▶ Short problem:
Are you able to retype all the records below exactly?

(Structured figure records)

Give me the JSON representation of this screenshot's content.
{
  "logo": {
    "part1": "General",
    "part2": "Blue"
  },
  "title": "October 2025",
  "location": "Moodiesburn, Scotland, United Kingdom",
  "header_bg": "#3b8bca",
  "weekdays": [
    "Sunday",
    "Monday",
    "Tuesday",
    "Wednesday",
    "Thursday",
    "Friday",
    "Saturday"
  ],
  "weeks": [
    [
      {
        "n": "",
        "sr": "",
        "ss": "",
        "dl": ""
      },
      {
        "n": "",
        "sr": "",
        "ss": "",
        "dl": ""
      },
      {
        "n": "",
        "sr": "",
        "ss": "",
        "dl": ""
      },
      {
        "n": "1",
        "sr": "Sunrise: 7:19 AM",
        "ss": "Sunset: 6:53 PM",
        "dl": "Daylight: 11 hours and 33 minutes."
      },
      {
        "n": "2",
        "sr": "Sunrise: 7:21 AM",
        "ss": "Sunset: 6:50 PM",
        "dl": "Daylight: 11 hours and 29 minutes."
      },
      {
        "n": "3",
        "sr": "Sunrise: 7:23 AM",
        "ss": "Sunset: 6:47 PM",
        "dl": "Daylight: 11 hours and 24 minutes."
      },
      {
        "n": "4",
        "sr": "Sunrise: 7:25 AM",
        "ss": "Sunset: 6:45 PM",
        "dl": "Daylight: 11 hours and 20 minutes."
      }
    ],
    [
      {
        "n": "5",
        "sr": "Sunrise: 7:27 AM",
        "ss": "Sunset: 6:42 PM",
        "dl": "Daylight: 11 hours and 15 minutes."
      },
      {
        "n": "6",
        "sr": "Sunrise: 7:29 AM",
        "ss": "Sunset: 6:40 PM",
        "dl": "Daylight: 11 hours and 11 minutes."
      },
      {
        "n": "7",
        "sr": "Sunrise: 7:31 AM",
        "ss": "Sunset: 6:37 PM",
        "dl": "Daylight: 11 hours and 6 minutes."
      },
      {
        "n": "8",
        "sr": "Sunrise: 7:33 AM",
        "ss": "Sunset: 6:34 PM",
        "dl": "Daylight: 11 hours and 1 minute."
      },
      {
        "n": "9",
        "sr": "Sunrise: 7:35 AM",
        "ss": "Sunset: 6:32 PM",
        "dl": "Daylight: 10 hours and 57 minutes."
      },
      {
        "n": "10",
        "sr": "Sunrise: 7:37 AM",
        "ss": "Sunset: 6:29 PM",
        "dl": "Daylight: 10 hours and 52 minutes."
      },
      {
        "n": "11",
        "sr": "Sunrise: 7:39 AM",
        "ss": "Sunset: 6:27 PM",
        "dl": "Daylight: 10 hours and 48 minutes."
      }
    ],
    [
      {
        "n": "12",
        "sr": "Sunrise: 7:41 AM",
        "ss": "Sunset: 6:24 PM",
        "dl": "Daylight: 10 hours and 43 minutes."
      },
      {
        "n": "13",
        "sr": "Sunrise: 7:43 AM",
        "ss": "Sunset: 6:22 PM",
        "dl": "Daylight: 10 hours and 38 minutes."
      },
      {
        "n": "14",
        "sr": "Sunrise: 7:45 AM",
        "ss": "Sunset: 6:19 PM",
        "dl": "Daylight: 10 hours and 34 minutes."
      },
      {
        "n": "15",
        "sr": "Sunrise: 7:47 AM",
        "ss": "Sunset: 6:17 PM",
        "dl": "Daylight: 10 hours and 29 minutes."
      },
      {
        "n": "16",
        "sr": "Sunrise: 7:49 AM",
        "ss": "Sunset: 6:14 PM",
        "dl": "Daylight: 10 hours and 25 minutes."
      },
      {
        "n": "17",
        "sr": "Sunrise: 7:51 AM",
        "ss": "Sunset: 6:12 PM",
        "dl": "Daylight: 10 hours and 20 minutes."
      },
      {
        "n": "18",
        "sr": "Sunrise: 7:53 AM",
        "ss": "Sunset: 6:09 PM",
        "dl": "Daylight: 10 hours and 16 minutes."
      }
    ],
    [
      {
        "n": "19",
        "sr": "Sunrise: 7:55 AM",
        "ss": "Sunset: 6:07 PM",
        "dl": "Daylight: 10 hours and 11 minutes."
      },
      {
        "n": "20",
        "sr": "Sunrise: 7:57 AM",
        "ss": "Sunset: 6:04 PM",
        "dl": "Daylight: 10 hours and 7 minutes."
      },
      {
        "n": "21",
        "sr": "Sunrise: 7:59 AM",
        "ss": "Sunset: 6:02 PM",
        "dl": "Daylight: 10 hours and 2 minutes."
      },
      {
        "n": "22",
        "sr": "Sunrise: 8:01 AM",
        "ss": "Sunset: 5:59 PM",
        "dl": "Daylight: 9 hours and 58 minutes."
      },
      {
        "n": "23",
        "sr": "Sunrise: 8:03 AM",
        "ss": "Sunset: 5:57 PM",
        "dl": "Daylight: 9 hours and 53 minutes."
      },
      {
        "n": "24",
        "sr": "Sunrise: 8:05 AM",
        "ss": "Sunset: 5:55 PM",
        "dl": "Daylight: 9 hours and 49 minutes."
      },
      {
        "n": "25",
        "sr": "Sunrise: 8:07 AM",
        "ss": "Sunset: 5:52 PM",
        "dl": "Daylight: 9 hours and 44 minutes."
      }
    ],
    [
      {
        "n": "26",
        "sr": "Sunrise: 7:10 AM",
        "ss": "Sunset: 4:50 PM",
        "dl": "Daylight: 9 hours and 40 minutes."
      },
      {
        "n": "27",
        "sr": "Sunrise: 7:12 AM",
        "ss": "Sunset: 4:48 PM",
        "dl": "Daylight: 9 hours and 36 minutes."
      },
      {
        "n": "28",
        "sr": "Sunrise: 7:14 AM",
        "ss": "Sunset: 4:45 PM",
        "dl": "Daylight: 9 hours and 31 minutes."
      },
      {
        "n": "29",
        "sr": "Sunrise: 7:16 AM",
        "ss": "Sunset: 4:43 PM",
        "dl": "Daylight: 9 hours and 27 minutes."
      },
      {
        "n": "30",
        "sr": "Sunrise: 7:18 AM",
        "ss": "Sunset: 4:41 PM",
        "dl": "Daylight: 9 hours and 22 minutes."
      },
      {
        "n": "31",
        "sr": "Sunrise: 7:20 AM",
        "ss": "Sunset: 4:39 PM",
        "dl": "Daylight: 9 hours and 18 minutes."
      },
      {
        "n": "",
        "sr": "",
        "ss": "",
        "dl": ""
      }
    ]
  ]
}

▶ Correct answer:
Give me the JSON representation of this screenshot's content.
{
  "logo": {
    "part1": "General",
    "part2": "Blue"
  },
  "title": "October 2025",
  "location": "Moodiesburn, Scotland, United Kingdom",
  "header_bg": "#3b8bca",
  "weekdays": [
    "Sunday",
    "Monday",
    "Tuesday",
    "Wednesday",
    "Thursday",
    "Friday",
    "Saturday"
  ],
  "weeks": [
    [
      {
        "n": "",
        "sr": "",
        "ss": "",
        "dl": ""
      },
      {
        "n": "",
        "sr": "",
        "ss": "",
        "dl": ""
      },
      {
        "n": "",
        "sr": "",
        "ss": "",
        "dl": ""
      },
      {
        "n": "1",
        "sr": "Sunrise: 7:19 AM",
        "ss": "Sunset: 6:53 PM",
        "dl": "Daylight: 11 hours and 33 minutes."
      },
      {
        "n": "2",
        "sr": "Sunrise: 7:21 AM",
        "ss": "Sunset: 6:50 PM",
        "dl": "Daylight: 11 hours and 29 minutes."
      },
      {
        "n": "3",
        "sr": "Sunrise: 7:23 AM",
        "ss": "Sunset: 6:47 PM",
        "dl": "Daylight: 11 hours and 24 minutes."
      },
      {
        "n": "4",
        "sr": "Sunrise: 7:25 AM",
        "ss": "Sunset: 6:45 PM",
        "dl": "Daylight: 11 hours and 20 minutes."
      }
    ],
    [
      {
        "n": "5",
        "sr": "Sunrise: 7:27 AM",
        "ss": "Sunset: 6:42 PM",
        "dl": "Daylight: 11 hours and 15 minutes."
      },
      {
        "n": "6",
        "sr": "Sunrise: 7:29 AM",
        "ss": "Sunset: 6:40 PM",
        "dl": "Daylight: 11 hours and 11 minutes."
      },
      {
        "n": "7",
        "sr": "Sunrise: 7:31 AM",
        "ss": "Sunset: 6:37 PM",
        "dl": "Daylight: 11 hours and 6 minutes."
      },
      {
        "n": "8",
        "sr": "Sunrise: 7:33 AM",
        "ss": "Sunset: 6:34 PM",
        "dl": "Daylight: 11 hours and 1 minute."
      },
      {
        "n": "9",
        "sr": "Sunrise: 7:35 AM",
        "ss": "Sunset: 6:32 PM",
        "dl": "Daylight: 10 hours and 57 minutes."
      },
      {
        "n": "10",
        "sr": "Sunrise: 7:37 AM",
        "ss": "Sunset: 6:29 PM",
        "dl": "Daylight: 10 hours and 52 minutes."
      },
      {
        "n": "11",
        "sr": "Sunrise: 7:39 AM",
        "ss": "Sunset: 6:27 PM",
        "dl": "Daylight: 10 hours and 48 minutes."
      }
    ],
    [
      {
        "n": "12",
        "sr": "Sunrise: 7:41 AM",
        "ss": "Sunset: 6:24 PM",
        "dl": "Daylight: 10 hours and 43 minutes."
      },
      {
        "n": "13",
        "sr": "Sunrise: 7:43 AM",
        "ss": "Sunset: 6:22 PM",
        "dl": "Daylight: 10 hours and 38 minutes."
      },
      {
        "n": "14",
        "sr": "Sunrise: 7:45 AM",
        "ss": "Sunset: 6:19 PM",
        "dl": "Daylight: 10 hours and 34 minutes."
      },
      {
        "n": "15",
        "sr": "Sunrise: 7:47 AM",
        "ss": "Sunset: 6:17 PM",
        "dl": "Daylight: 10 hours and 29 minutes."
      },
      {
        "n": "16",
        "sr": "Sunrise: 7:49 AM",
        "ss": "Sunset: 6:14 PM",
        "dl": "Daylight: 10 hours and 25 minutes."
      },
      {
        "n": "17",
        "sr": "Sunrise: 7:51 AM",
        "ss": "Sunset: 6:12 PM",
        "dl": "Daylight: 10 hours and 20 minutes."
      },
      {
        "n": "18",
        "sr": "Sunrise: 7:53 AM",
        "ss": "Sunset: 6:09 PM",
        "dl": "Daylight: 10 hours and 16 minutes."
      }
    ],
    [
      {
        "n": "19",
        "sr": "Sunrise: 7:55 AM",
        "ss": "Sunset: 6:07 PM",
        "dl": "Daylight: 10 hours and 11 minutes."
      },
      {
        "n": "20",
        "sr": "Sunrise: 7:57 AM",
        "ss": "Sunset: 6:04 PM",
        "dl": "Daylight: 10 hours and 7 minutes."
      },
      {
        "n": "21",
        "sr": "Sunrise: 7:59 AM",
        "ss": "Sunset: 6:02 PM",
        "dl": "Daylight: 10 hours and 2 minutes."
      },
      {
        "n": "22",
        "sr": "Sunrise: 8:01 AM",
        "ss": "Sunset: 5:59 PM",
        "dl": "Daylight: 9 hours and 58 minutes."
      },
      {
        "n": "23",
        "sr": "Sunrise: 8:03 AM",
        "ss": "Sunset: 5:57 PM",
        "dl": "Daylight: 9 hours and 53 minutes."
      },
      {
        "n": "24",
        "sr": "Sunrise: 8:05 AM",
        "ss": "Sunset: 5:55 PM",
        "dl": "Daylight: 9 hours and 49 minutes."
      },
      {
        "n": "25",
        "sr": "Sunrise: 8:07 AM",
        "ss": "Sunset: 5:52 PM",
        "dl": "Daylight: 9 hours and 44 minutes."
      }
    ],
    [
      {
        "n": "26",
        "sr": "Sunrise: 7:10 AM",
        "ss": "Sunset: 4:50 PM",
        "dl": "Daylight: 9 hours and 40 minutes."
      },
      {
        "n": "27",
        "sr": "Sunrise: 7:12 AM",
        "ss": "Sunset: 4:48 PM",
        "dl": "Daylight: 9 hours and 36 minutes."
      },
      {
        "n": "28",
        "sr": "Sunrise: 7:14 AM",
        "ss": "Sunset: 4:45 PM",
        "dl": "Daylight: 9 hours and 31 minutes."
      },
      {
        "n": "29",
        "sr": "Sunrise: 7:16 AM",
        "ss": "Sunset: 4:43 PM",
        "dl": "Daylight: 9 hours and 27 minutes."
      },
      {
        "n": "30",
        "sr": "Sunrise: 7:18 AM",
        "ss": "Sunset: 4:41 PM",
        "dl": "Daylight: 9 hours and 22 minutes."
      },
      {
        "n": "31",
        "sr": "Sunrise: 7:20 AM",
        "ss": "Sunset: 4:39 PM",
        "dl": "Daylight: 9 hours and 18 minutes."
      },
      {
        "n": "",
        "sr": "",
        "ss": "",
        "dl": ""
      }
    ]
  ]
}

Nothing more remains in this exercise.